## PROBLEM
Render the following material again verbatim, leaving nothing out.

## DATASET RECORDS
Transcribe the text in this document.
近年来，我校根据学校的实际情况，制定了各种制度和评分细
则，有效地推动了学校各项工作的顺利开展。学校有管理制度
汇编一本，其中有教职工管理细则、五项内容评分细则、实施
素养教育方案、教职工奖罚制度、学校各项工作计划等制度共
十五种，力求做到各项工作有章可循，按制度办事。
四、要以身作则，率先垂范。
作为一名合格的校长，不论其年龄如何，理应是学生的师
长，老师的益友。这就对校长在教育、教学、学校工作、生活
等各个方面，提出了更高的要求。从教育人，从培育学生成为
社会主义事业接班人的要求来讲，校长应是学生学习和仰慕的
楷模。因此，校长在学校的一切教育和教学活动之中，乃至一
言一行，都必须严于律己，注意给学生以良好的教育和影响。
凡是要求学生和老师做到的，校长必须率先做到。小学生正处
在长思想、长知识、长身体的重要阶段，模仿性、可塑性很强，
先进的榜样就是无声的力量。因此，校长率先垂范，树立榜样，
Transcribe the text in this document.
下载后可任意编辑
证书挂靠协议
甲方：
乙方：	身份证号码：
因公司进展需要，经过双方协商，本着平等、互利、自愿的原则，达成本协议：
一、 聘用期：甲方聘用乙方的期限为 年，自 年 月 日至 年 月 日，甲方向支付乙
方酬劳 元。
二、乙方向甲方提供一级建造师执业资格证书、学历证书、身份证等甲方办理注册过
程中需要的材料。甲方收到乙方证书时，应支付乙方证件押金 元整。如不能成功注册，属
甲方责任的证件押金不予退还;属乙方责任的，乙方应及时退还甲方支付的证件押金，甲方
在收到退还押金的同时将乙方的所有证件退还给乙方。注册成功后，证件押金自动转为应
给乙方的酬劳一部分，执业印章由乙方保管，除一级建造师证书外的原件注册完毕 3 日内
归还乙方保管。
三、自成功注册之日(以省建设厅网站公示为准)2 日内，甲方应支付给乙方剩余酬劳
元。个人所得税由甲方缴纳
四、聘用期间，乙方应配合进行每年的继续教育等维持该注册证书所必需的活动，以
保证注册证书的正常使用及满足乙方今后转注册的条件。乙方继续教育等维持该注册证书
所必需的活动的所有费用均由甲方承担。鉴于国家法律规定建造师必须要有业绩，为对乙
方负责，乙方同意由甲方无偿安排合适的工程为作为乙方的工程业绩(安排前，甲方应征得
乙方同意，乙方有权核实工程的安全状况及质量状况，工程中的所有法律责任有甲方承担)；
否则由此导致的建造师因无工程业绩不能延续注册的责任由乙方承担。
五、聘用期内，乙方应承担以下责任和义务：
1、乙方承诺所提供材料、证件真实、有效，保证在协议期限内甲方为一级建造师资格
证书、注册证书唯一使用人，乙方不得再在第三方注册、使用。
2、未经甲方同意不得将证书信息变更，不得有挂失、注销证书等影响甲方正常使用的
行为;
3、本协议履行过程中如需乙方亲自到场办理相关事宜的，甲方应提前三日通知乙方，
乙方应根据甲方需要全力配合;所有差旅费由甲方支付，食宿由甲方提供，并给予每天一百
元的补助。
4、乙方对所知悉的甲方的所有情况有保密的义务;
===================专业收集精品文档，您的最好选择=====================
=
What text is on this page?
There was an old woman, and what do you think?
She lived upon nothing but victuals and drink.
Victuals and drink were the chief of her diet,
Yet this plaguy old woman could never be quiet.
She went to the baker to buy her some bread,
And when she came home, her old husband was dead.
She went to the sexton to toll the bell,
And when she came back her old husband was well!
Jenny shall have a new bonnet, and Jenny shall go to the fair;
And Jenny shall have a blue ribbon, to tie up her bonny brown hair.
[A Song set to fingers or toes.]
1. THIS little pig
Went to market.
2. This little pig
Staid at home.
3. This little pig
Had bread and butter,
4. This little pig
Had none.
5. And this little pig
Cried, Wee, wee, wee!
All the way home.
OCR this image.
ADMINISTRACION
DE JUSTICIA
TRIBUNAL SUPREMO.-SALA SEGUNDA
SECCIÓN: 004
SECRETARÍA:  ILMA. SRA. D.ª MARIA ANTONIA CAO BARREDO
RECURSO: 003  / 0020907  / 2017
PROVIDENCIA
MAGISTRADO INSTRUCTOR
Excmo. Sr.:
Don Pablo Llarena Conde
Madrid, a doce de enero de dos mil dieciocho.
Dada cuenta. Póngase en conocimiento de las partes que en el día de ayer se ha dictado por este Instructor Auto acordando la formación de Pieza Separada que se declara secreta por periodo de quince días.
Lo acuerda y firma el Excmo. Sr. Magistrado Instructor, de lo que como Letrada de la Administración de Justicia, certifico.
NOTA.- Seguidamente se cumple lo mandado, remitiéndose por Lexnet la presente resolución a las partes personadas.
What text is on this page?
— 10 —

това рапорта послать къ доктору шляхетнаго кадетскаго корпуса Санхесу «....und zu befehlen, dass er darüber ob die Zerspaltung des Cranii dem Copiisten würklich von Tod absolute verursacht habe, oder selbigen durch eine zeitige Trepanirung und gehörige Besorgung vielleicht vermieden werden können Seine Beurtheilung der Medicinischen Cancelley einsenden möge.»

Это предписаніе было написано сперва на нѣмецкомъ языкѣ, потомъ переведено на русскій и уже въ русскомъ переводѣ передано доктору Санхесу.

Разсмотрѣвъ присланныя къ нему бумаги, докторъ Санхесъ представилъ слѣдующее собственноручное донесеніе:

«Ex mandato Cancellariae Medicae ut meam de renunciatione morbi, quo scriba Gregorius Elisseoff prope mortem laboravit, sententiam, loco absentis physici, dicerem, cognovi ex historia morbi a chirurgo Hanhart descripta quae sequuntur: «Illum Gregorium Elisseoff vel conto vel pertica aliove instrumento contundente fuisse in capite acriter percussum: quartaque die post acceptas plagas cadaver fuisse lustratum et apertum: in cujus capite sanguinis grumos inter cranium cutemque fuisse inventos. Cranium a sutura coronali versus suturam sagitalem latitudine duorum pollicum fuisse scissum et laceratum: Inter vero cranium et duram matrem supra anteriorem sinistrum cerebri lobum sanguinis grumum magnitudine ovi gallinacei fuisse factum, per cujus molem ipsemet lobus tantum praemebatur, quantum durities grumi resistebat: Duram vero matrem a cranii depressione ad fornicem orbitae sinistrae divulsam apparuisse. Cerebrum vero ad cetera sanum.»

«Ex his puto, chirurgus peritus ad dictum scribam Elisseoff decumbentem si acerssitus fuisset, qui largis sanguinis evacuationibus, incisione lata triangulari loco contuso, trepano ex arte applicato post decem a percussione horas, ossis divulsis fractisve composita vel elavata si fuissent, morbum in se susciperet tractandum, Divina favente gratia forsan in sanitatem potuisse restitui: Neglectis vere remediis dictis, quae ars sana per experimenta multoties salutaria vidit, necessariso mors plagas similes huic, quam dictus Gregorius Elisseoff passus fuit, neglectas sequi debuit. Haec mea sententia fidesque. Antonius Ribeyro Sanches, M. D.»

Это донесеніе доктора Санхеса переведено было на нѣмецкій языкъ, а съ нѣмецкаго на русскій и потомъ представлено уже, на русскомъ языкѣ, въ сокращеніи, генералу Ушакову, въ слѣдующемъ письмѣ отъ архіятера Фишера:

## CORRECT RESULT
Transcribe the text in this document.
近年来，我校根据学校的实际情况，制定了各种制度和评分细
则，有效地推动了学校各项工作的顺利开展。学校有管理制度
汇编一本，其中有教职工管理细则、五项内容评分细则、实施
素养教育方案、教职工奖罚制度、学校各项工作计划等制度共
十五种，力求做到各项工作有章可循，按制度办事。
四、要以身作则，率先垂范。
作为一名合格的校长，不论其年龄如何，理应是学生的师
长，老师的益友。这就对校长在教育、教学、学校工作、生活
等各个方面，提出了更高的要求。从教育人，从培育学生成为
社会主义事业接班人的要求来讲，校长应是学生学习和仰慕的
楷模。因此，校长在学校的一切教育和教学活动之中，乃至一
言一行，都必须严于律己，注意给学生以良好的教育和影响。
凡是要求学生和老师做到的，校长必须率先做到。小学生正处
在长思想、长知识、长身体的重要阶段，模仿性、可塑性很强，
先进的榜样就是无声的力量。因此，校长率先垂范，树立榜样，
Transcribe the text in this document.
下载后可任意编辑
证书挂靠协议
甲方：
乙方：	身份证号码：
因公司进展需要，经过双方协商，本着平等、互利、自愿的原则，达成本协议：
一、 聘用期：甲方聘用乙方的期限为 年，自 年 月 日至 年 月 日，甲方向支付乙
方酬劳 元。
二、乙方向甲方提供一级建造师执业资格证书、学历证书、身份证等甲方办理注册过
程中需要的材料。甲方收到乙方证书时，应支付乙方证件押金 元整。如不能成功注册，属
甲方责任的证件押金不予退还;属乙方责任的，乙方应及时退还甲方支付的证件押金，甲方
在收到退还押金的同时将乙方的所有证件退还给乙方。注册成功后，证件押金自动转为应
给乙方的酬劳一部分，执业印章由乙方保管，除一级建造师证书外的原件注册完毕 3 日内
归还乙方保管。
三、自成功注册之日(以省建设厅网站公示为准)2 日内，甲方应支付给乙方剩余酬劳
元。个人所得税由甲方缴纳
四、聘用期间，乙方应配合进行每年的继续教育等维持该注册证书所必需的活动，以
保证注册证书的正常使用及满足乙方今后转注册的条件。乙方继续教育等维持该注册证书
所必需的活动的所有费用均由甲方承担。鉴于国家法律规定建造师必须要有业绩，为对乙
方负责，乙方同意由甲方无偿安排合适的工程为作为乙方的工程业绩(安排前，甲方应征得
乙方同意，乙方有权核实工程的安全状况及质量状况，工程中的所有法律责任有甲方承担)；
否则由此导致的建造师因无工程业绩不能延续注册的责任由乙方承担。
五、聘用期内，乙方应承担以下责任和义务：
1、乙方承诺所提供材料、证件真实、有效，保证在协议期限内甲方为一级建造师资格
证书、注册证书唯一使用人，乙方不得再在第三方注册、使用。
2、未经甲方同意不得将证书信息变更，不得有挂失、注销证书等影响甲方正常使用的
行为;
3、本协议履行过程中如需乙方亲自到场办理相关事宜的，甲方应提前三日通知乙方，
乙方应根据甲方需要全力配合;所有差旅费由甲方支付，食宿由甲方提供，并给予每天一百
元的补助。
4、乙方对所知悉的甲方的所有情况有保密的义务;
===================专业收集精品文档，您的最好选择=====================
=
What text is on this page?
There was an old woman, and what do you think?
She lived upon nothing but victuals and drink.
Victuals and drink were the chief of her diet,
Yet this plaguy old woman could never be quiet.
She went to the baker to buy her some bread,
And when she came home, her old husband was dead.
She went to the sexton to toll the bell,
And when she came back her old husband was well!
Jenny shall have a new bonnet, and Jenny shall go to the fair;
And Jenny shall have a blue ribbon, to tie up her bonny brown hair.
[A Song set to fingers or toes.]
1. THIS little pig
Went to market.
2. This little pig
Staid at home.
3. This little pig
Had bread and butter,
4. This little pig
Had none.
5. And this little pig
Cried, Wee, wee, wee!
All the way home.
OCR this image.
ADMINISTRACION
DE JUSTICIA
TRIBUNAL SUPREMO.-SALA SEGUNDA
SECCIÓN: 004
SECRETARÍA:  ILMA. SRA. D.ª MARIA ANTONIA CAO BARREDO
RECURSO: 003  / 0020907  / 2017
PROVIDENCIA
MAGISTRADO INSTRUCTOR
Excmo. Sr.:
Don Pablo Llarena Conde
Madrid, a doce de enero de dos mil dieciocho.
Dada cuenta. Póngase en conocimiento de las partes que en el día de ayer se ha dictado por este Instructor Auto acordando la formación de Pieza Separada que se declara secreta por periodo de quince días.
Lo acuerda y firma el Excmo. Sr. Magistrado Instructor, de lo que como Letrada de la Administración de Justicia, certifico.
NOTA.- Seguidamente se cumple lo mandado, remitiéndose por Lexnet la presente resolución a las partes personadas.
What text is on this page?
— 10 —

това рапорта послать къ доктору шляхетнаго кадетскаго корпуса Санхесу «....und zu befehlen, dass er darüber ob die Zerspaltung des Cranii dem Copiisten würklich von Tod absolute verursacht habe, oder selbigen durch eine zeitige Trepanirung und gehörige Besorgung vielleicht vermieden werden können Seine Beurtheilung der Medicinischen Cancelley einsenden möge.»

Это предписаніе было написано сперва на нѣмецкомъ языкѣ, потомъ переведено на русскій и уже въ русскомъ переводѣ передано доктору Санхесу.

Разсмотрѣвъ присланныя къ нему бумаги, докторъ Санхесъ представилъ слѣдующее собственноручное донесеніе:

«Ex mandato Cancellariae Medicae ut meam de renunciatione morbi, quo scriba Gregorius Elisseoff prope mortem laboravit, sententiam, loco absentis physici, dicerem, cognovi ex historia morbi a chirurgo Hanhart descripta quae sequuntur: «Illum Gregorium Elisseoff vel conto vel pertica aliove instrumento contundente fuisse in capite acriter percussum: quartaque die post acceptas plagas cadaver fuisse lustratum et apertum: in cujus capite sanguinis grumos inter cranium cutemque fuisse inventos. Cranium a sutura coronali versus suturam sagitalem latitudine duorum pollicum fuisse scissum et laceratum: Inter vero cranium et duram matrem supra anteriorem sinistrum cerebri lobum sanguinis grumum magnitudine ovi gallinacei fuisse factum, per cujus molem ipsemet lobus tantum praemebatur, quantum durities grumi resistebat: Duram vero matrem a cranii depressione ad fornicem orbitae sinistrae divulsam apparuisse. Cerebrum vero ad cetera sanum.»

«Ex his puto, chirurgus peritus ad dictum scribam Elisseoff decumbentem si acerssitus fuisset, qui largis sanguinis evacuationibus, incisione lata triangulari loco contuso, trepano ex arte applicato post decem a percussione horas, ossis divulsis fractisve composita vel elavata si fuissent, morbum in se susciperet tractandum, Divina favente gratia forsan in sanitatem potuisse restitui: Neglectis vere remediis dictis, quae ars sana per experimenta multoties salutaria vidit, necessariso mors plagas similes huic, quam dictus Gregorius Elisseoff passus fuit, neglectas sequi debuit. Haec mea sententia fidesque. Antonius Ribeyro Sanches, M. D.»

Это донесеніе доктора Санхеса переведено было на нѣмецкій языкъ, а съ нѣмецкаго на русскій и потомъ представлено уже, на русскомъ языкѣ, въ сокращеніи, генералу Ушакову, въ слѣдующемъ письмѣ отъ архіятера Фишера:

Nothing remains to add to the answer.